AIM OF THE EXERCISE: Repeat all the records exactly, omitting pictures.
┌──
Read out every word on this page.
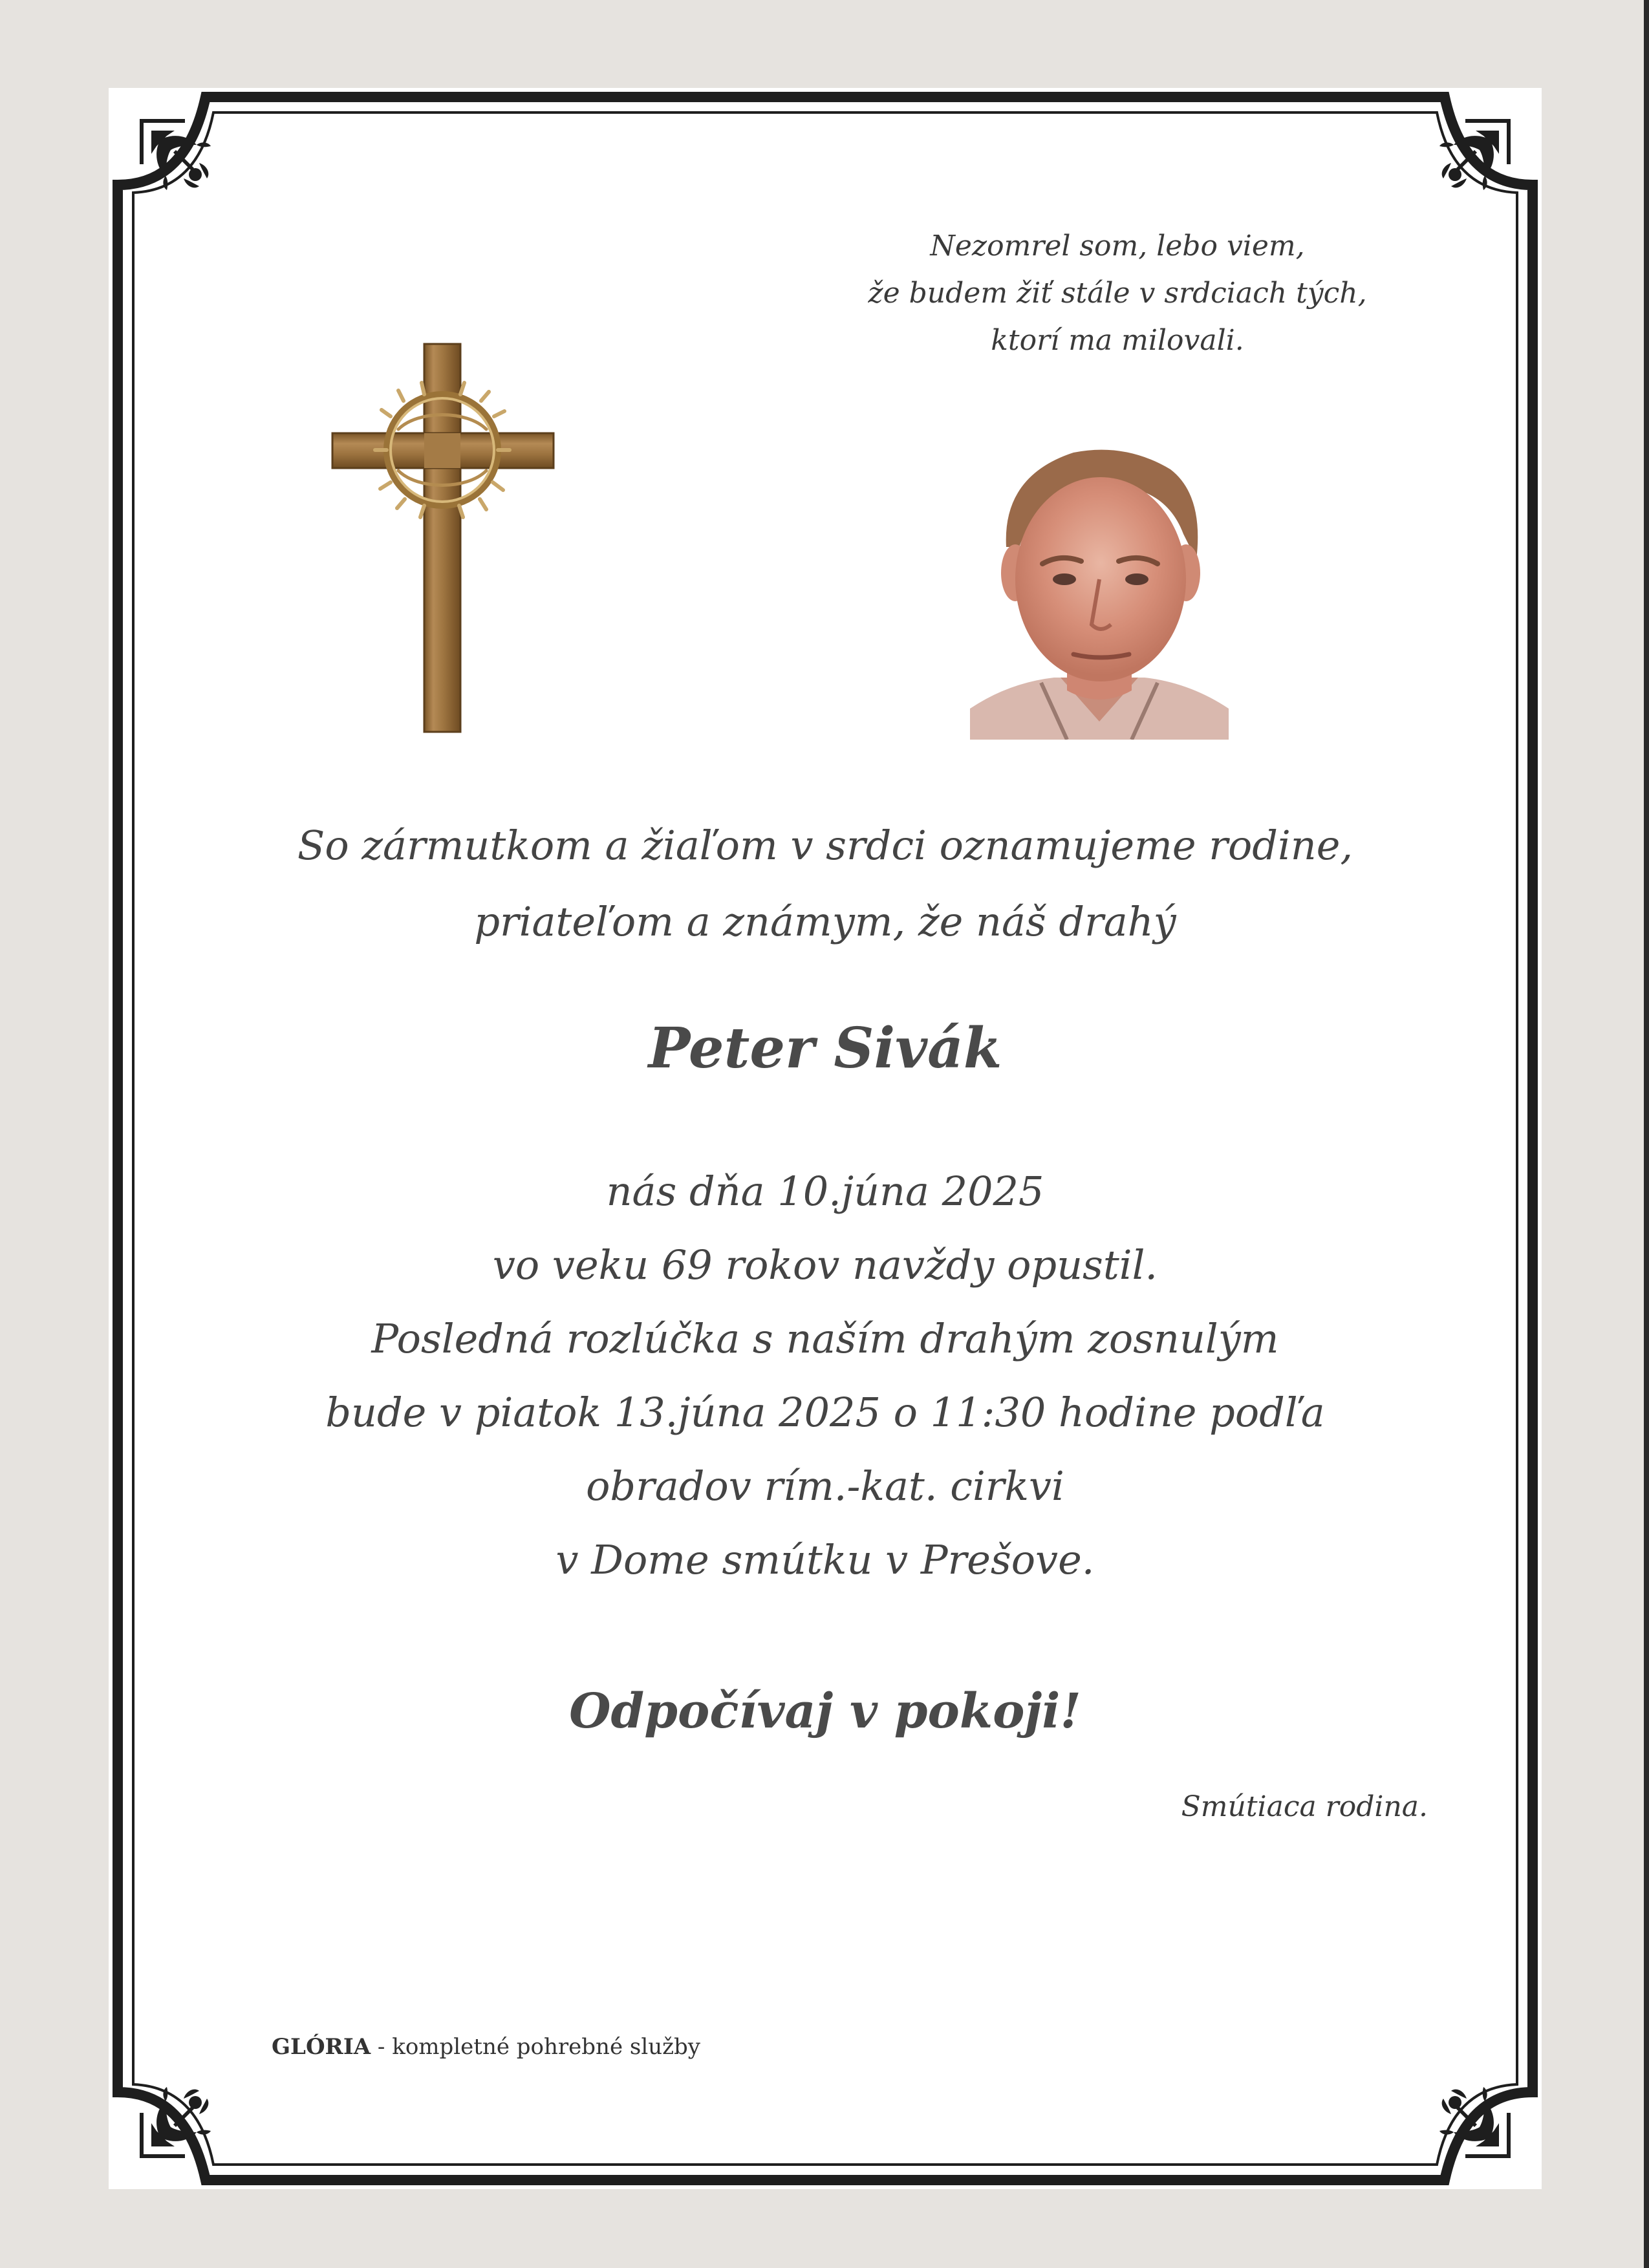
Nezomrel som, lebo viem,
že budem žiť stále v srdciach tých,
ktorí ma milovali.
So zármutkom a žiaľom v srdci oznamujeme rodine,
priateľom a známym, že náš drahý
Peter Sivák
nás dňa 10.júna 2025
vo veku 69 rokov navždy opustil.
Posledná rozlúčka s naším drahým zosnulým
bude v piatok 13.júna 2025 o 11:30 hodine podľa
obradov rím.-kat. cirkvi
v Dome smútku v Prešove.
Odpočívaj v pokoji!
Smútiaca rodina.
GLÓRIA - kompletné pohrebné služby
└──
PROBLEM SOLUTION:
Read out every word on this page.
Nezomrel som, lebo viem,
že budem žiť stále v srdciach tých,
ktorí ma milovali.
So zármutkom a žiaľom v srdci oznamujeme rodine,
priateľom a známym, že náš drahý
Peter Sivák
nás dňa 10.júna 2025
vo veku 69 rokov navždy opustil.
Posledná rozlúčka s naším drahým zosnulým
bude v piatok 13.júna 2025 o 11:30 hodine podľa
obradov rím.-kat. cirkvi
v Dome smútku v Prešove.
Odpočívaj v pokoji!
Smútiaca rodina.
GLÓRIA - kompletné pohrebné služby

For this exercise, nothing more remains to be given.